(Page extract):
"""
Perbadanan Nasional Berhad
- Native name: Perbadanan Nasional
- Company type: State-owned enterprise
- Founded: November 1969; 56 years ago
- Headquarters: Tower 7, Avenue 7, Bangsar South City, No. 8, Jalan Kerinchi, 59200 Kuala Lumpur, Malaysia
- Key people: Datuk Mohamed Rozhan bin Mohd Ghazalli (Chairman since June 2025)
- Parent: Minister of Finance Incorporated
- Website: www.pernas.my

= Perbadanan Nasional =

Malaysian state-owned conglomerate

Perbadanan Nasional Berhad (National Corporation, abbreviated PERNAS) was set up in November 1969 as a wholly owned government company to carry out the resolutions at the Second Bumiputera Economic Congress. Among the major shareholders included were Malaysia's Ministry of Finance, Bank Negara Malaysia (The Central Bank of Malaysia) and Bank Bumiputera Malaysia Berhad. Pernas was put under a solid footing under the chairmanship of Tengku Razaleigh Hamzah (1970–1974) who had been the Minister of Finance from 1976 to 1984.

== Background ==
With the background of poor and very low participation of Bumiputeras in the private sector and industries at that time, PERNAS' principle were to:
- to enter undertakings which would bring high economic returns,
- when enter into joint ventures, PERNAS was to be the majority stockholder with controlling interest over operations,
- Bumiputeras were to be employed at all levels of operations and undertakings.

== History ==
Eighty subsidiaries were set up under PERNAS to achieve its objective. Malaysia National Insurance Berhad (MNI) was established in April 1970. There followed during 1971 Pernas Construction Sdn. Bhd., Pernas Engineering Sdn. Bhd., and Pernas Securities Sdn. Bhd. Then came Pernas Mining Sdn. Bhd (1973) and Pernas Edar Sdn Bhd (1974).
"""
(Your task): Continue the article on Perbadanan Nasional from its last sentence, writing the next part of its History section.

(Data extract):
"""
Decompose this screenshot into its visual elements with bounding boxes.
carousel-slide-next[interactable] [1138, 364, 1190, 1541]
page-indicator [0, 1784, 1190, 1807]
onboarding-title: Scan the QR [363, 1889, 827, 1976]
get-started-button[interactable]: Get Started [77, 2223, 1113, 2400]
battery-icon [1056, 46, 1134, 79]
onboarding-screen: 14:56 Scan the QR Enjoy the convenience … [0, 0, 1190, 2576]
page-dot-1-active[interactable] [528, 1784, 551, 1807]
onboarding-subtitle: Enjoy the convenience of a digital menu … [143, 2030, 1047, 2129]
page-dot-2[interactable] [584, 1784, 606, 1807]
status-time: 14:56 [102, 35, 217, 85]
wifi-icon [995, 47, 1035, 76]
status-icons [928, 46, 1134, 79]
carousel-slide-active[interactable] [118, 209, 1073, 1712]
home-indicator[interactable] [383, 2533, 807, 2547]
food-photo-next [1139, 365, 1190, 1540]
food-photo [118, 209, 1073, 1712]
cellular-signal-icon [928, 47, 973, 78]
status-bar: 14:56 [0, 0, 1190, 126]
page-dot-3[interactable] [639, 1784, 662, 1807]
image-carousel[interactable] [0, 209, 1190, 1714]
"""
(Response below):
Tengku Razaleigh Hamzah was in the thick of what became known as the Haw Par imbroglio of the mid-1970s, working with the Singapore-based Haw Par Brothers International Ltd, then an offshoot of the empire of British wheeler-dealer Jim Slater, to acquire control of London Tin Company, the British-controlled tin conglomerate, and the Sime Darby plantations conglomerate. This was to be achieved through a complex series of transactions by which PERNAS would end up as the largest shareholder of both. It failed when Singapore accused Haw Par of financial irregularities and later jailed a senior executive and the head, Donald Watson, fled to Ireland.

But it proved a short-lived setback for Tengku Razaleigh Hamzah. Within two years, a share and proxy battle orchestrated by merchant bank Rothschild – which was also a part owner of Bumiputera Merchant Bankers – brought Sime Darby under Malaysian control and its headquarters shifted to Kuala Lumpur. Control of London Tin Company was acquired the same year. In another coup in 1979, Malaysian money made a “dawn raid” on British plantation giant, Kumpulan Guthrie Bhd, which wrenched the company from British control; most of the other British owned plantations soon followed.

Among the major corporate takeover exercise and formation of new businesses during Razaleigh's stewardship as Pernas Chairman were
- Insurance - Malaysia National Insurance Bhd,
- Banking - Maybank Bhd,
- Mining - the then world largest tin mining company, London Tin Company which later were renamed into Malaysian Mining Corporation. It is known as MM Corporation Berhad.
- Palm Oil and Rubber Producer - Sime Darby, Guthrie Berhad, Highlands and Lowlands Berhad.

Pernas also joint ventured with Sogo for its Kuala Lumpur store in 1992, which opened in 1994.

In 1971, Razaleigh's led trade delegation went to China to initiate a prospect of initiating a business relationship. During the visit to China, Razaleigh managed to meet the then China's Premier Zhou En Lai. Total trade with China stood at a mere RM105.6 million in 1971, but ballooned to RM1.6 billion in 1980. Since then the contact between the two countries has been on the increase as evidenced by the number of visits of trade, medical and sports delegations to China.